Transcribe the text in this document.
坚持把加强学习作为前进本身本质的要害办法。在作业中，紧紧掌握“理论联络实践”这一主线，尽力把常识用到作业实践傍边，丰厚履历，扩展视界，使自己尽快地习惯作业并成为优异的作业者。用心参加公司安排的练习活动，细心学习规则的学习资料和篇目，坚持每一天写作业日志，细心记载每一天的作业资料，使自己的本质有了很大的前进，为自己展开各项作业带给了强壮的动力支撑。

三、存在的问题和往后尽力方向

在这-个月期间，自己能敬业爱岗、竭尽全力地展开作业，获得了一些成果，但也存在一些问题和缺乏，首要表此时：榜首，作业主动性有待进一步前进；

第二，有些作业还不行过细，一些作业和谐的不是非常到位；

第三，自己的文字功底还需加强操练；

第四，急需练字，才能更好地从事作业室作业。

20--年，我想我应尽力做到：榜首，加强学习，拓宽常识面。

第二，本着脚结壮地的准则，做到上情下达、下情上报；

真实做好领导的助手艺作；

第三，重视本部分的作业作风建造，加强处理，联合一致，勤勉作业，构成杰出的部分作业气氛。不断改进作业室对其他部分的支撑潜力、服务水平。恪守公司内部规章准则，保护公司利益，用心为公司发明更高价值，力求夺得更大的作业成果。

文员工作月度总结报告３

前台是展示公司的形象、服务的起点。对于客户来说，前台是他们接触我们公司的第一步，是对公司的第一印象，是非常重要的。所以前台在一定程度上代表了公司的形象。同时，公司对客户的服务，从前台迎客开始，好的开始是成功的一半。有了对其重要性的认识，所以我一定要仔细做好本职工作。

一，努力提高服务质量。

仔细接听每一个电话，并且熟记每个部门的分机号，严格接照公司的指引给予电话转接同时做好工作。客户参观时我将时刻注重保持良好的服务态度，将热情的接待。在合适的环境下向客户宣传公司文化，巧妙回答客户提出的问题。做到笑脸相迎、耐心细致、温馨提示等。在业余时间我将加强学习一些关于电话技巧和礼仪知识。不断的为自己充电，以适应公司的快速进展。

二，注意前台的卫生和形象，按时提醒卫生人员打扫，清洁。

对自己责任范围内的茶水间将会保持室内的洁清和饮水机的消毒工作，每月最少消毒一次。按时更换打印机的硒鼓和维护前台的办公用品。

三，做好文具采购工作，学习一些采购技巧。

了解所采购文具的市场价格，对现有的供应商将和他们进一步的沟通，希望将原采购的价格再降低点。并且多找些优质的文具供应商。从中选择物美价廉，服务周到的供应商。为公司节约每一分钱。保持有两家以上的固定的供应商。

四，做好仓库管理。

=-=-=-=-=

_Requirements_
Quote all the records exactly, please, leaving none out.

_Answer for the task_
Transcribe the text in this document.
坚持把加强学习作为前进本身本质的要害办法。在作业中，紧紧掌握“理论联络实践”这一主线，尽力把常识用到作业实践傍边，丰厚履历，扩展视界，使自己尽快地习惯作业并成为优异的作业者。用心参加公司安排的练习活动，细心学习规则的学习资料和篇目，坚持每一天写作业日志，细心记载每一天的作业资料，使自己的本质有了很大的前进，为自己展开各项作业带给了强壮的动力支撑。

三、存在的问题和往后尽力方向

在这-个月期间，自己能敬业爱岗、竭尽全力地展开作业，获得了一些成果，但也存在一些问题和缺乏，首要表此时：榜首，作业主动性有待进一步前进；

第二，有些作业还不行过细，一些作业和谐的不是非常到位；

第三，自己的文字功底还需加强操练；

第四，急需练字，才能更好地从事作业室作业。

20--年，我想我应尽力做到：榜首，加强学习，拓宽常识面。

第二，本着脚结壮地的准则，做到上情下达、下情上报；

真实做好领导的助手艺作；

第三，重视本部分的作业作风建造，加强处理，联合一致，勤勉作业，构成杰出的部分作业气氛。不断改进作业室对其他部分的支撑潜力、服务水平。恪守公司内部规章准则，保护公司利益，用心为公司发明更高价值，力求夺得更大的作业成果。

文员工作月度总结报告３

前台是展示公司的形象、服务的起点。对于客户来说，前台是他们接触我们公司的第一步，是对公司的第一印象，是非常重要的。所以前台在一定程度上代表了公司的形象。同时，公司对客户的服务，从前台迎客开始，好的开始是成功的一半。有了对其重要性的认识，所以我一定要仔细做好本职工作。

一，努力提高服务质量。

仔细接听每一个电话，并且熟记每个部门的分机号，严格接照公司的指引给予电话转接同时做好工作。客户参观时我将时刻注重保持良好的服务态度，将热情的接待。在合适的环境下向客户宣传公司文化，巧妙回答客户提出的问题。做到笑脸相迎、耐心细致、温馨提示等。在业余时间我将加强学习一些关于电话技巧和礼仪知识。不断的为自己充电，以适应公司的快速进展。

二，注意前台的卫生和形象，按时提醒卫生人员打扫，清洁。

对自己责任范围内的茶水间将会保持室内的洁清和饮水机的消毒工作，每月最少消毒一次。按时更换打印机的硒鼓和维护前台的办公用品。

三，做好文具采购工作，学习一些采购技巧。

了解所采购文具的市场价格，对现有的供应商将和他们进一步的沟通，希望将原采购的价格再降低点。并且多找些优质的文具供应商。从中选择物美价廉，服务周到的供应商。为公司节约每一分钱。保持有两家以上的固定的供应商。

四，做好仓库管理。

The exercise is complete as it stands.